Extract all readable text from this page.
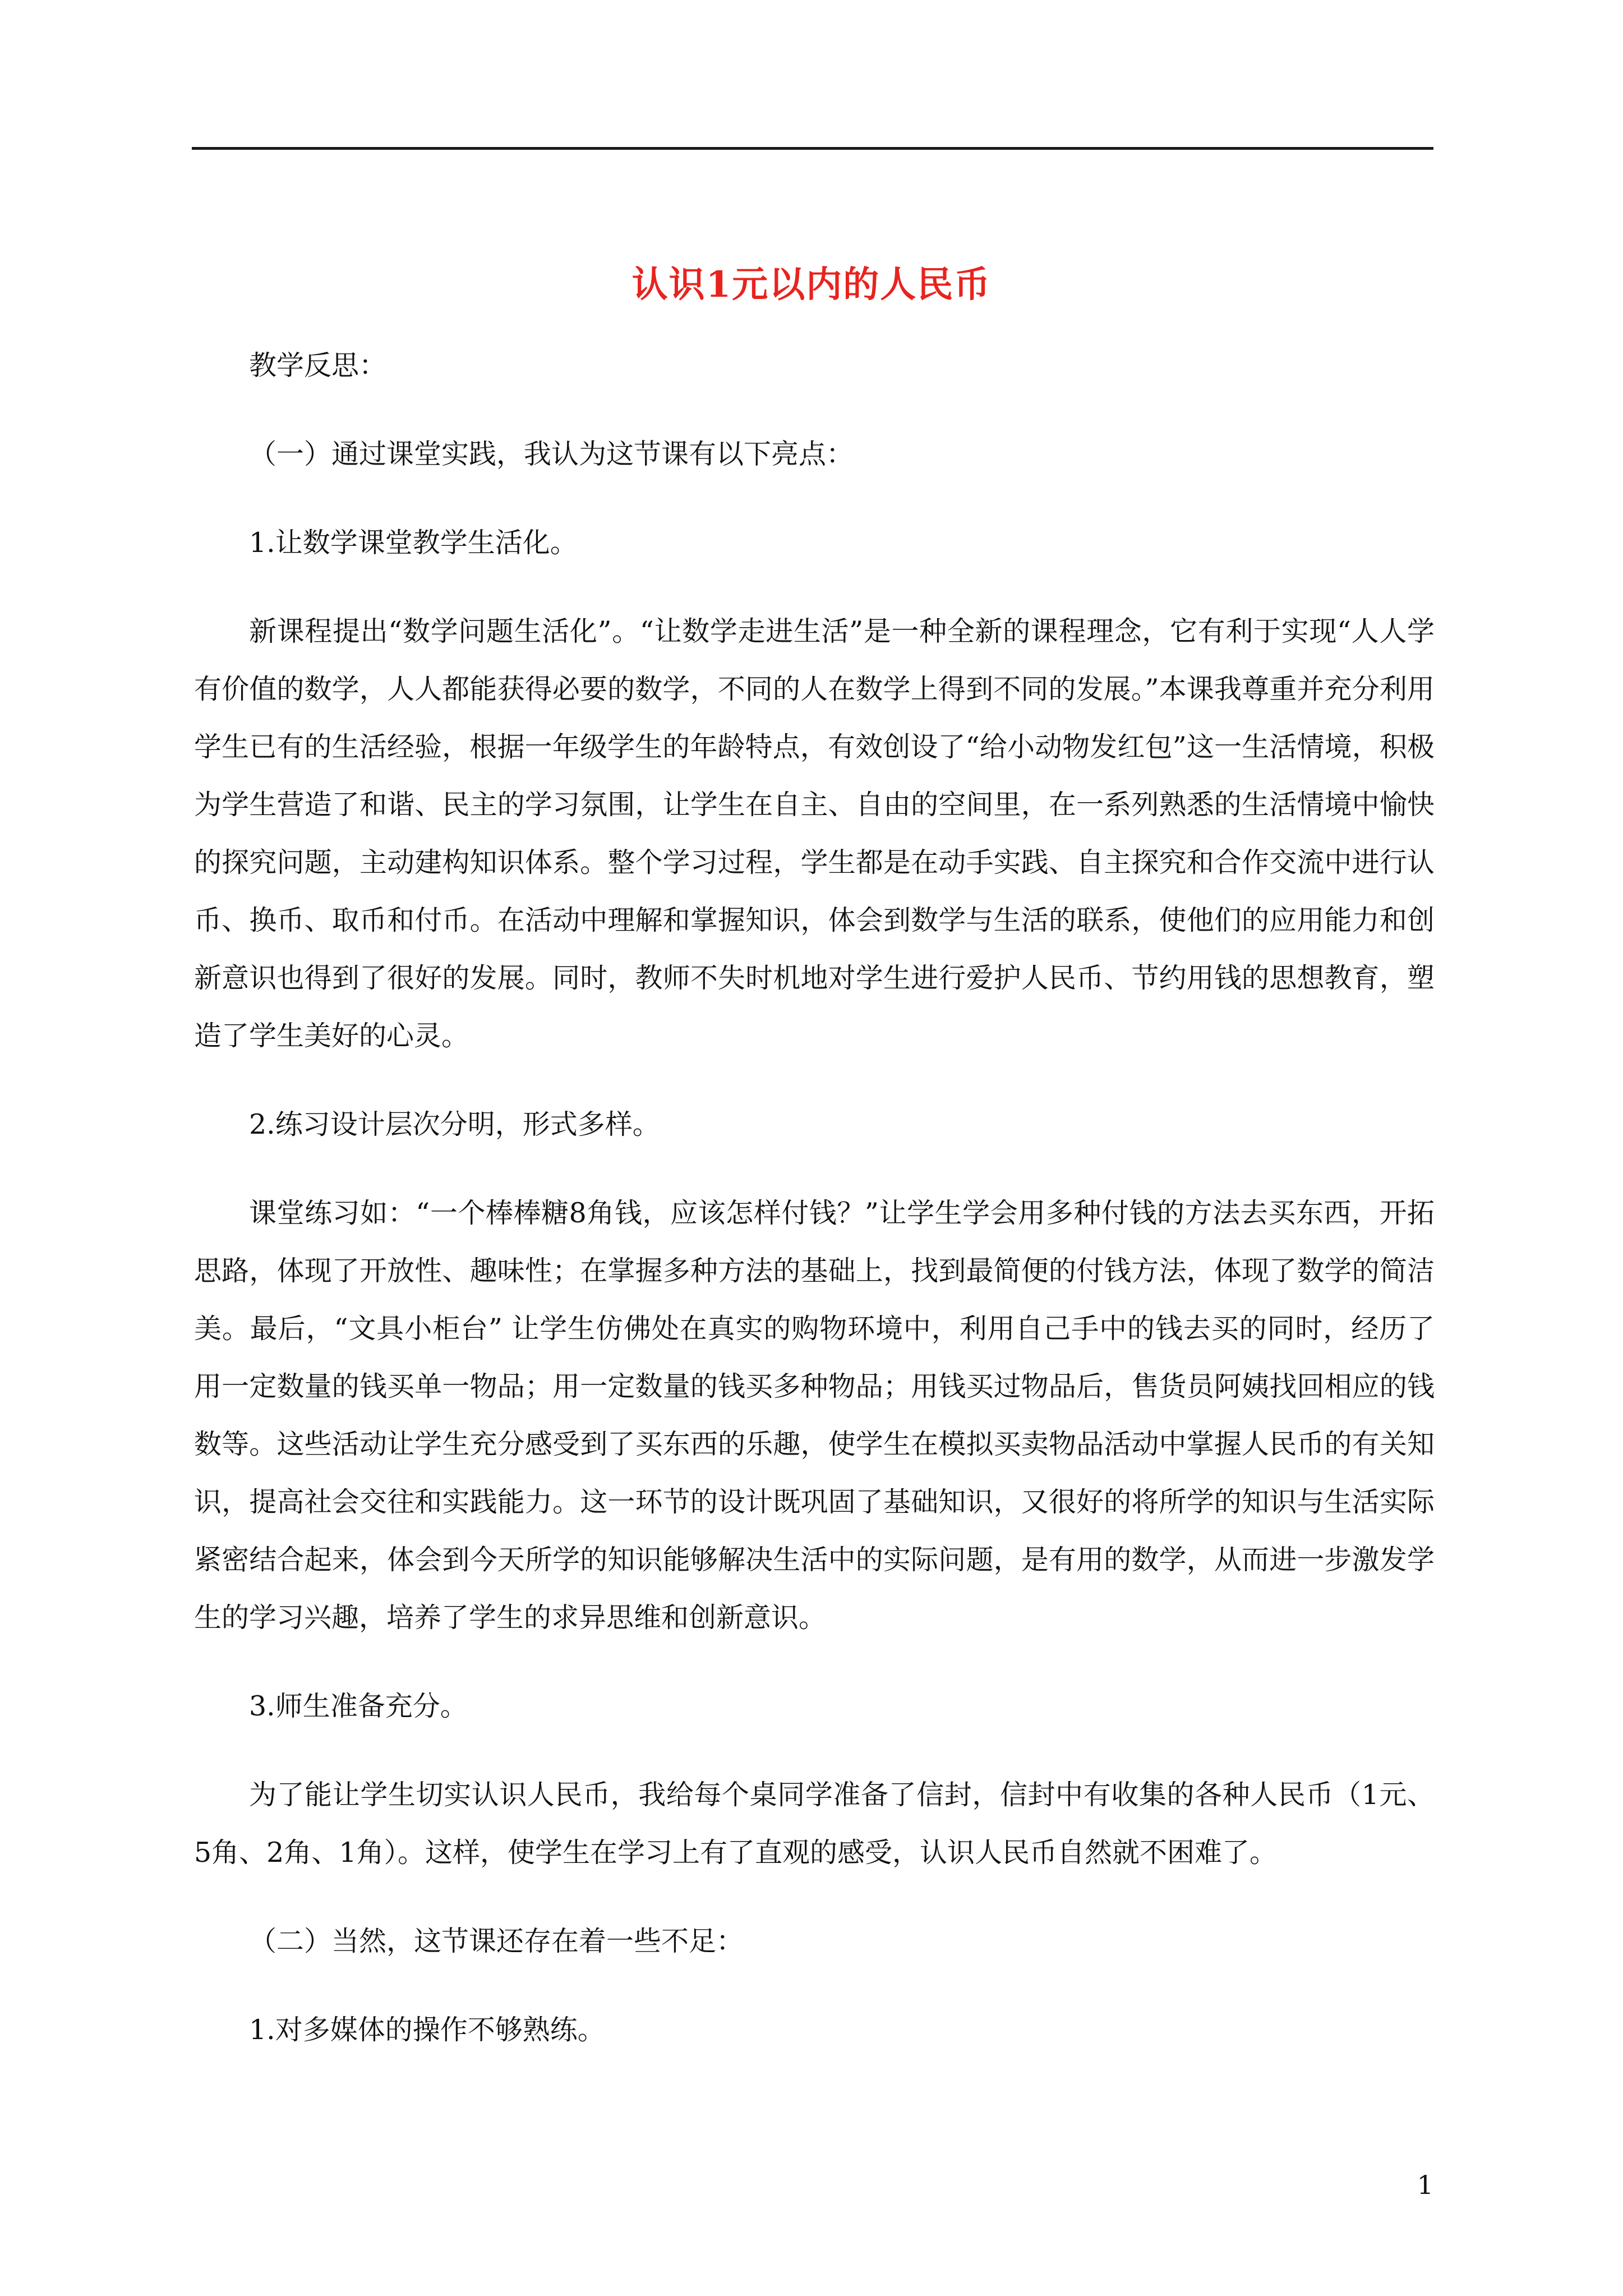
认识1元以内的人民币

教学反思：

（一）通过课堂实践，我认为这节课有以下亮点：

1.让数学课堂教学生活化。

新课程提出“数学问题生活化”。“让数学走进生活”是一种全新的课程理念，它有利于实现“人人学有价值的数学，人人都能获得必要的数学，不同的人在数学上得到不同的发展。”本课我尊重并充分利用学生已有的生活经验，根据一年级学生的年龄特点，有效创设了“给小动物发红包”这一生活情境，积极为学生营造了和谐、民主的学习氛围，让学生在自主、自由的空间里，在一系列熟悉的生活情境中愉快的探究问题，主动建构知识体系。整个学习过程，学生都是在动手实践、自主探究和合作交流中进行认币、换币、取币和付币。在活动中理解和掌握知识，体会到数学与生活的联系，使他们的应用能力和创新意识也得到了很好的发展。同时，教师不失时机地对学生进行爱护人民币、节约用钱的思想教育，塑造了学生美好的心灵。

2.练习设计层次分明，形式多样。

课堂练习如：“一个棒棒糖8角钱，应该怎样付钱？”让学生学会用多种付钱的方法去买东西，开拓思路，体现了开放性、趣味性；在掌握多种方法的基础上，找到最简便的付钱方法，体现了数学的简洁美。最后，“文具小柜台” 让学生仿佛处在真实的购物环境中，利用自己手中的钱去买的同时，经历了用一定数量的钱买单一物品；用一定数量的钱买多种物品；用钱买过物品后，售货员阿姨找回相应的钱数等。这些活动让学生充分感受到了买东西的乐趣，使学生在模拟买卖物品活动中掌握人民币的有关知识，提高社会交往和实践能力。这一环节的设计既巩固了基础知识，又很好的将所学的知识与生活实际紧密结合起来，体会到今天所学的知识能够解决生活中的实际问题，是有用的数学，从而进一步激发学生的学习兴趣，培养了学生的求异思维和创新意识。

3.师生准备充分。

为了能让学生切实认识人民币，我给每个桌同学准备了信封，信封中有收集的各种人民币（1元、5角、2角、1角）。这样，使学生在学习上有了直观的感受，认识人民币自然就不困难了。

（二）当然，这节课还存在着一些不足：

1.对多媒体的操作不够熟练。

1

---------------

* [STATED GOAL]: Pictures are not part of the copy; reproduce everything else in the records exactly.

* [TASK OUTPUT]:
Extract all readable text from this page.
认识1元以内的人民币

教学反思：

（一）通过课堂实践，我认为这节课有以下亮点：

1.让数学课堂教学生活化。

新课程提出“数学问题生活化”。“让数学走进生活”是一种全新的课程理念，它有利于实现“人人学有价值的数学，人人都能获得必要的数学，不同的人在数学上得到不同的发展。”本课我尊重并充分利用学生已有的生活经验，根据一年级学生的年龄特点，有效创设了“给小动物发红包”这一生活情境，积极为学生营造了和谐、民主的学习氛围，让学生在自主、自由的空间里，在一系列熟悉的生活情境中愉快的探究问题，主动建构知识体系。整个学习过程，学生都是在动手实践、自主探究和合作交流中进行认币、换币、取币和付币。在活动中理解和掌握知识，体会到数学与生活的联系，使他们的应用能力和创新意识也得到了很好的发展。同时，教师不失时机地对学生进行爱护人民币、节约用钱的思想教育，塑造了学生美好的心灵。

2.练习设计层次分明，形式多样。

课堂练习如：“一个棒棒糖8角钱，应该怎样付钱？”让学生学会用多种付钱的方法去买东西，开拓思路，体现了开放性、趣味性；在掌握多种方法的基础上，找到最简便的付钱方法，体现了数学的简洁美。最后，“文具小柜台” 让学生仿佛处在真实的购物环境中，利用自己手中的钱去买的同时，经历了用一定数量的钱买单一物品；用一定数量的钱买多种物品；用钱买过物品后，售货员阿姨找回相应的钱数等。这些活动让学生充分感受到了买东西的乐趣，使学生在模拟买卖物品活动中掌握人民币的有关知识，提高社会交往和实践能力。这一环节的设计既巩固了基础知识，又很好的将所学的知识与生活实际紧密结合起来，体会到今天所学的知识能够解决生活中的实际问题，是有用的数学，从而进一步激发学生的学习兴趣，培养了学生的求异思维和创新意识。

3.师生准备充分。

为了能让学生切实认识人民币，我给每个桌同学准备了信封，信封中有收集的各种人民币（1元、5角、2角、1角）。这样，使学生在学习上有了直观的感受，认识人民币自然就不困难了。

（二）当然，这节课还存在着一些不足：

1.对多媒体的操作不够熟练。

1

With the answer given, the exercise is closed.